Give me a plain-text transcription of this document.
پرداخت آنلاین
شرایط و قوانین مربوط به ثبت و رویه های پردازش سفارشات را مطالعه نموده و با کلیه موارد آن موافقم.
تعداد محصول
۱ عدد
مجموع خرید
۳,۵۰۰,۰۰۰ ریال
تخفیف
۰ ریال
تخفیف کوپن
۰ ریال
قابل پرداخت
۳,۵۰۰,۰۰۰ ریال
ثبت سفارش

- Challenge: Output the data above exactly, please, line for line.

- Response to the exercise:
Give me a plain-text transcription of this document.
پرداخت آنلاین
شرایط و قوانین مربوط به ثبت و رویه های پردازش سفارشات را مطالعه نموده و با کلیه موارد آن موافقم.
تعداد محصول
۱ عدد
مجموع خرید
۳,۵۰۰,۰۰۰ ریال
تخفیف
۰ ریال
تخفیف کوپن
۰ ریال
قابل پرداخت
۳,۵۰۰,۰۰۰ ریال
ثبت سفارش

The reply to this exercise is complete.